Copy each line of the data below exactly, leaving out pictures.

╔══

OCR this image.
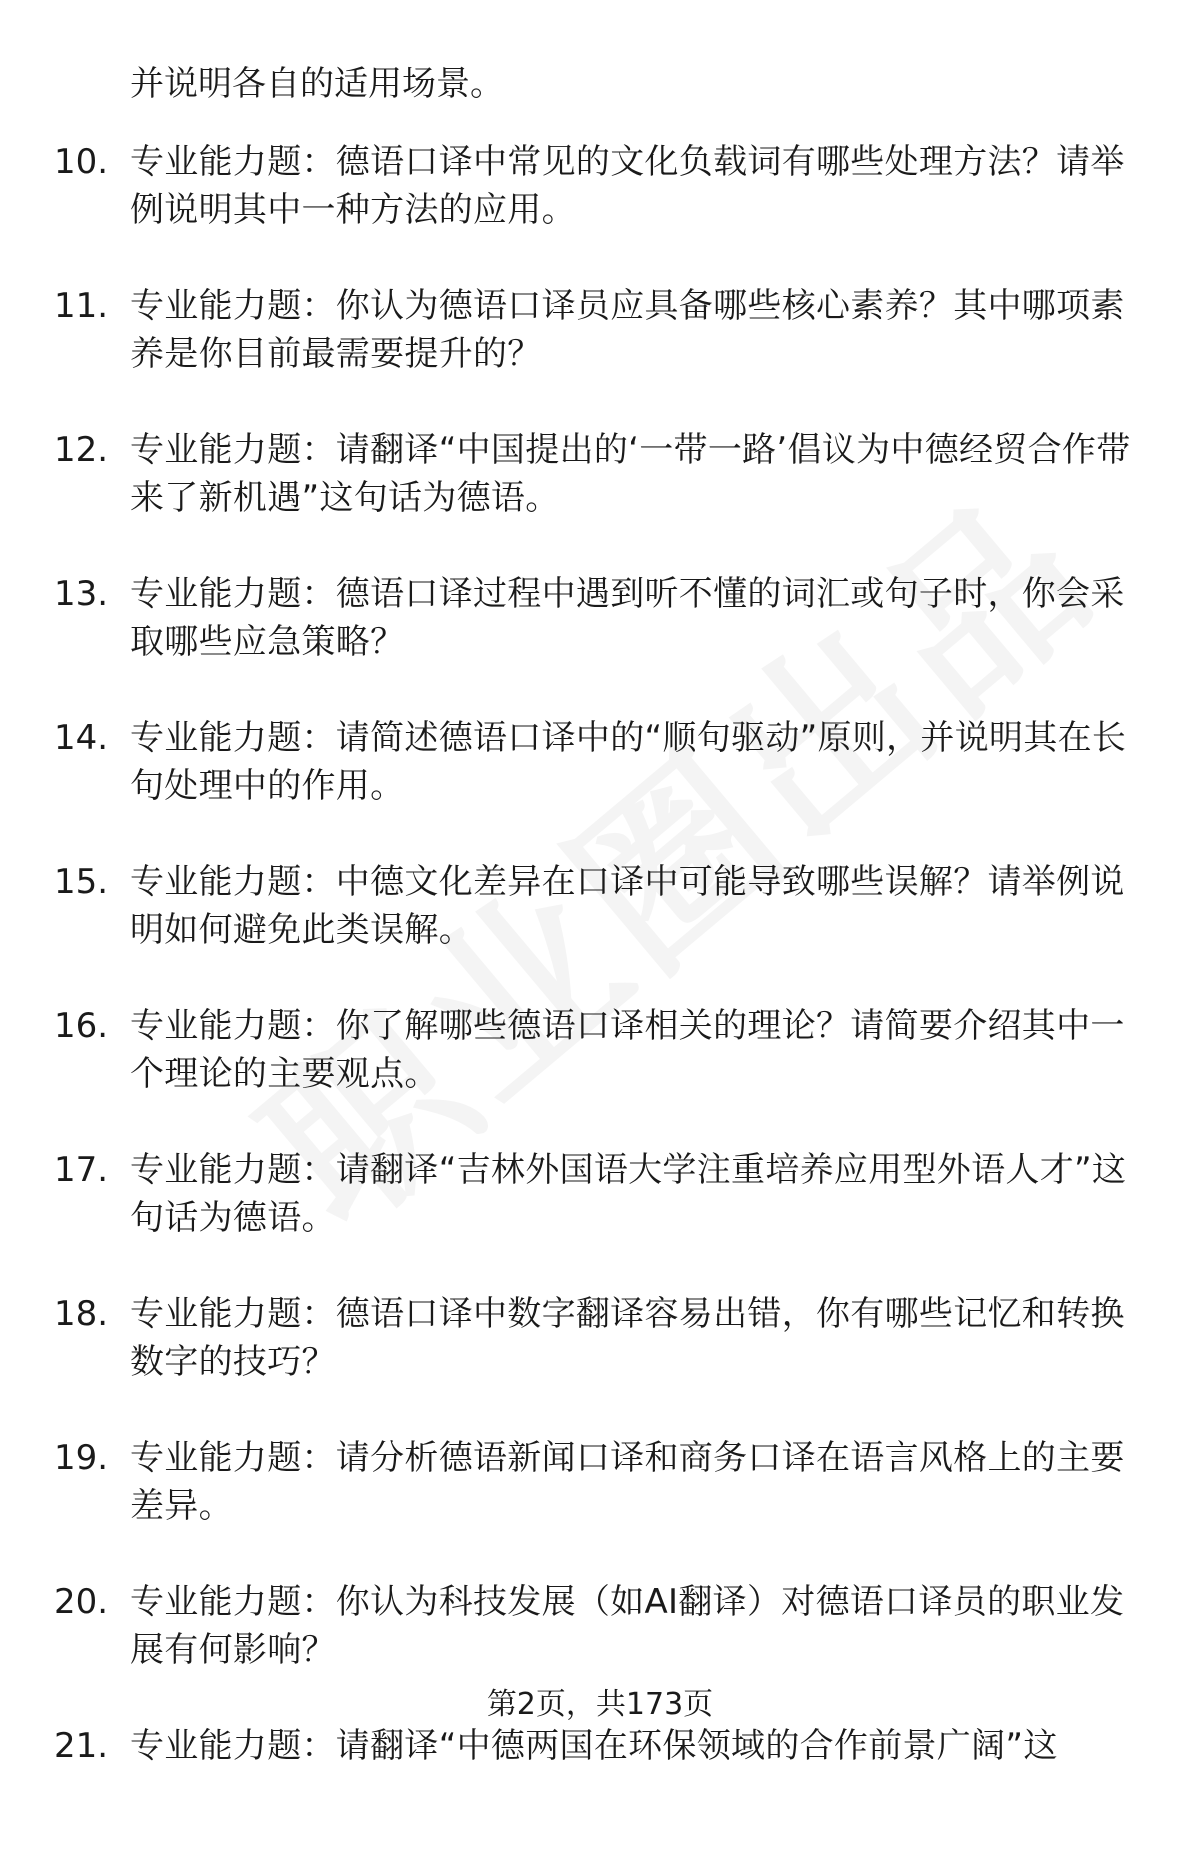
并说明各自的适用场景。
10. 专业能力题：德语口译中常见的文化负载词有哪些处理方法？请举例说明其中一种方法的应用。
11. 专业能力题：你认为德语口译员应具备哪些核心素养？其中哪项素养是你目前最需要提升的？
12. 专业能力题：请翻译“中国提出的‘一带一路’倡议为中德经贸合作带来了新机遇”这句话为德语。
13. 专业能力题：德语口译过程中遇到听不懂的词汇或句子时，你会采取哪些应急策略？
14. 专业能力题：请简述德语口译中的“顺句驱动”原则，并说明其在长句处理中的作用。
15. 专业能力题：中德文化差异在口译中可能导致哪些误解？请举例说明如何避免此类误解。
16. 专业能力题：你了解哪些德语口译相关的理论？请简要介绍其中一个理论的主要观点。
17. 专业能力题：请翻译“吉林外国语大学注重培养应用型外语人才”这句话为德语。
18. 专业能力题：德语口译中数字翻译容易出错，你有哪些记忆和转换数字的技巧？
19. 专业能力题：请分析德语新闻口译和商务口译在语言风格上的主要差异。
20. 专业能力题：你认为科技发展（如AI翻译）对德语口译员的职业发展有何影响？
21. 专业能力题：请翻译“中德两国在环保领域的合作前景广阔”这
第2页，共173页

╚══

# [Task answer]
OCR this image.
并说明各自的适用场景。
10. 专业能力题：德语口译中常见的文化负载词有哪些处理方法？请举例说明其中一种方法的应用。
11. 专业能力题：你认为德语口译员应具备哪些核心素养？其中哪项素养是你目前最需要提升的？
12. 专业能力题：请翻译“中国提出的‘一带一路’倡议为中德经贸合作带来了新机遇”这句话为德语。
13. 专业能力题：德语口译过程中遇到听不懂的词汇或句子时，你会采取哪些应急策略？
14. 专业能力题：请简述德语口译中的“顺句驱动”原则，并说明其在长句处理中的作用。
15. 专业能力题：中德文化差异在口译中可能导致哪些误解？请举例说明如何避免此类误解。
16. 专业能力题：你了解哪些德语口译相关的理论？请简要介绍其中一个理论的主要观点。
17. 专业能力题：请翻译“吉林外国语大学注重培养应用型外语人才”这句话为德语。
18. 专业能力题：德语口译中数字翻译容易出错，你有哪些记忆和转换数字的技巧？
19. 专业能力题：请分析德语新闻口译和商务口译在语言风格上的主要差异。
20. 专业能力题：你认为科技发展（如AI翻译）对德语口译员的职业发展有何影响？
21. 专业能力题：请翻译“中德两国在环保领域的合作前景广阔”这
第2页，共173页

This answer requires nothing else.